[Saved entries]
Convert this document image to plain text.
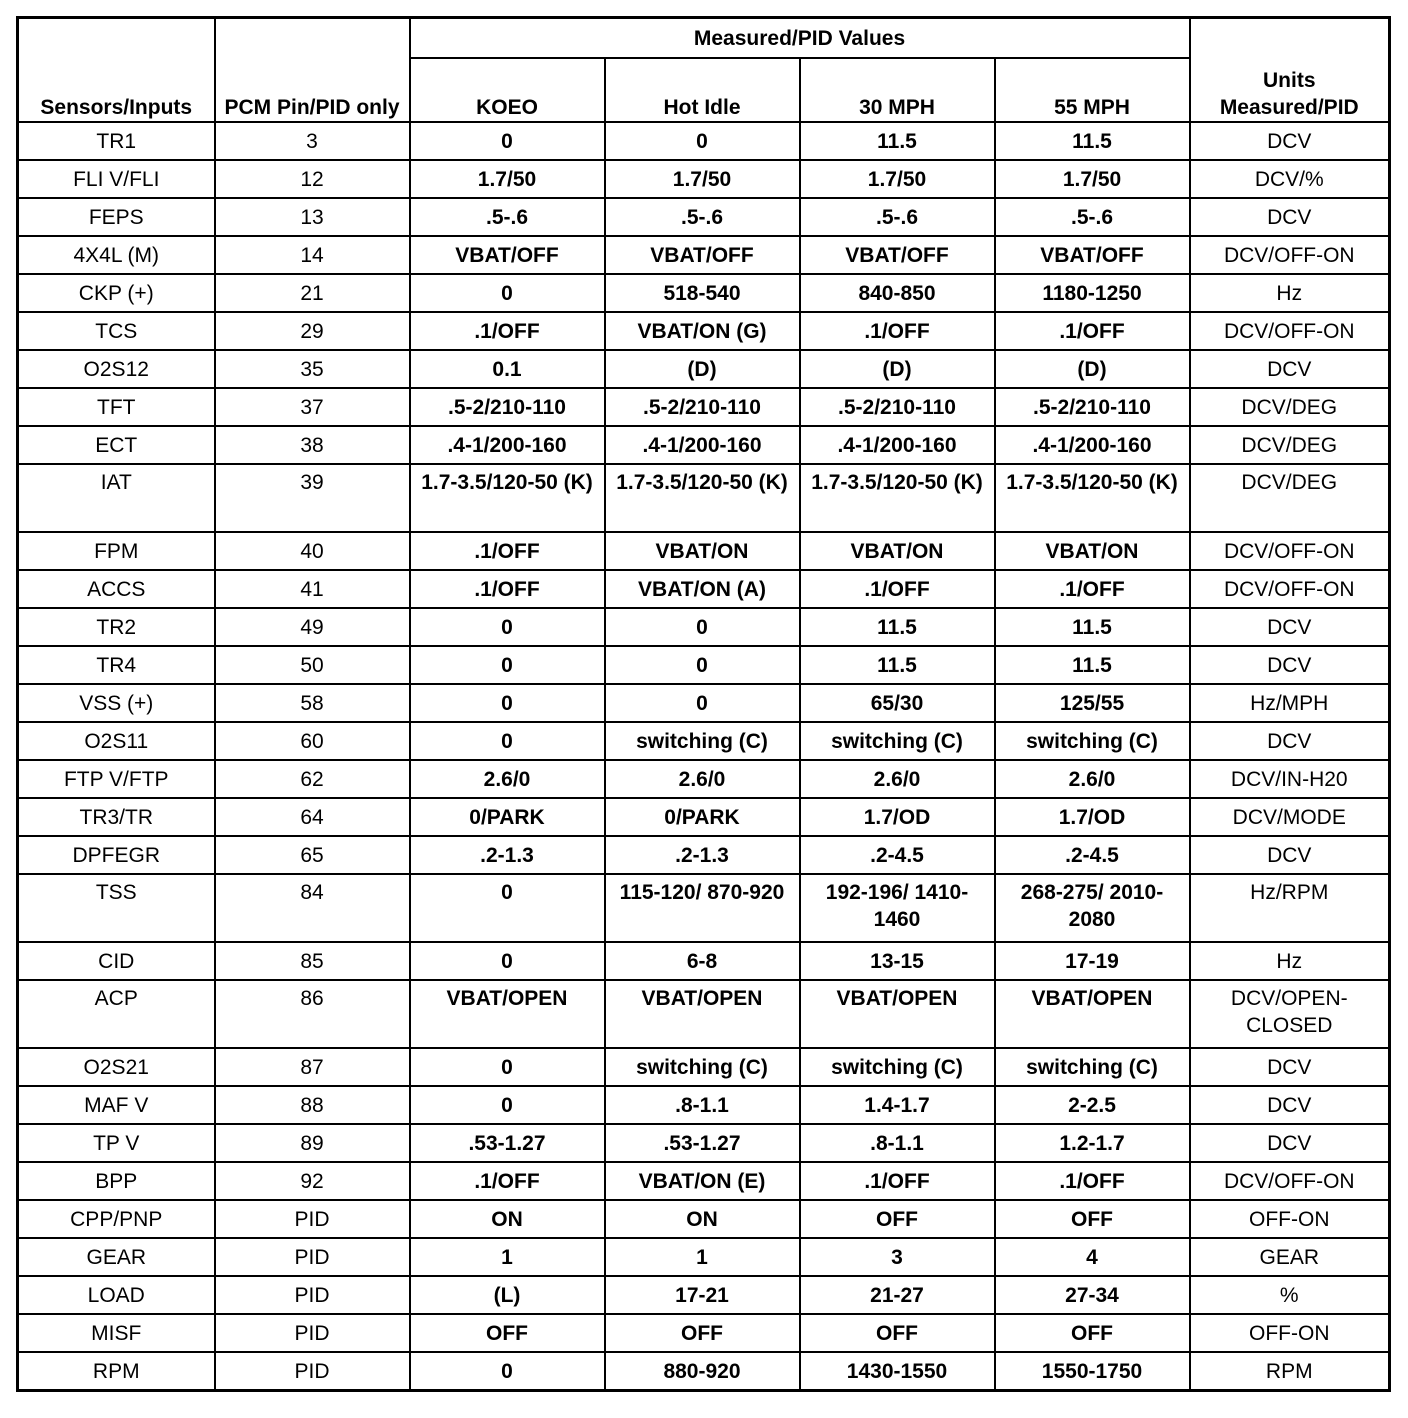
Sensors/Inputs	PCM Pin/PID only	Measured/PID Values				Units Measured/PID
		KOEO	Hot Idle	30 MPH	55 MPH	
TR1	3	0	0	11.5	11.5	DCV
FLI V/FLI	12	1.7/50	1.7/50	1.7/50	1.7/50	DCV/%
FEPS	13	.5-.6	.5-.6	.5-.6	.5-.6	DCV
4X4L (M)	14	VBAT/OFF	VBAT/OFF	VBAT/OFF	VBAT/OFF	DCV/OFF-ON
CKP (+)	21	0	518-540	840-850	1180-1250	Hz
TCS	29	.1/OFF	VBAT/ON (G)	.1/OFF	.1/OFF	DCV/OFF-ON
O2S12	35	0.1	(D)	(D)	(D)	DCV
TFT	37	.5-2/210-110	.5-2/210-110	.5-2/210-110	.5-2/210-110	DCV/DEG
ECT	38	.4-1/200-160	.4-1/200-160	.4-1/200-160	.4-1/200-160	DCV/DEG
IAT	39	1.7-3.5/120-50 (K)	1.7-3.5/120-50 (K)	1.7-3.5/120-50 (K)	1.7-3.5/120-50 (K)	DCV/DEG
FPM	40	.1/OFF	VBAT/ON	VBAT/ON	VBAT/ON	DCV/OFF-ON
ACCS	41	.1/OFF	VBAT/ON (A)	.1/OFF	.1/OFF	DCV/OFF-ON
TR2	49	0	0	11.5	11.5	DCV
TR4	50	0	0	11.5	11.5	DCV
VSS (+)	58	0	0	65/30	125/55	Hz/MPH
O2S11	60	0	switching (C)	switching (C)	switching (C)	DCV
FTP V/FTP	62	2.6/0	2.6/0	2.6/0	2.6/0	DCV/IN-H20
TR3/TR	64	0/PARK	0/PARK	1.7/OD	1.7/OD	DCV/MODE
DPFEGR	65	.2-1.3	.2-1.3	.2-4.5	.2-4.5	DCV
TSS	84	0	115-120/ 870-920	192-196/ 1410-1460	268-275/ 2010-2080	Hz/RPM
CID	85	0	6-8	13-15	17-19	Hz
ACP	86	VBAT/OPEN	VBAT/OPEN	VBAT/OPEN	VBAT/OPEN	DCV/OPEN-CLOSED
O2S21	87	0	switching (C)	switching (C)	switching (C)	DCV
MAF V	88	0	.8-1.1	1.4-1.7	2-2.5	DCV
TP V	89	.53-1.27	.53-1.27	.8-1.1	1.2-1.7	DCV
BPP	92	.1/OFF	VBAT/ON (E)	.1/OFF	.1/OFF	DCV/OFF-ON
CPP/PNP	PID	ON	ON	OFF	OFF	OFF-ON
GEAR	PID	1	1	3	4	GEAR
LOAD	PID	(L)	17-21	21-27	27-34	%
MISF	PID	OFF	OFF	OFF	OFF	OFF-ON
RPM	PID	0	880-920	1430-1550	1550-1750	RPM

• [Work to do]
Locate the string "switching" in the listing above and copy every line where it occurs.

• [Exercise answer]
O2S11	60	0	switching (C)	switching (C)	switching (C)	DCV
O2S21	87	0	switching (C)	switching (C)	switching (C)	DCV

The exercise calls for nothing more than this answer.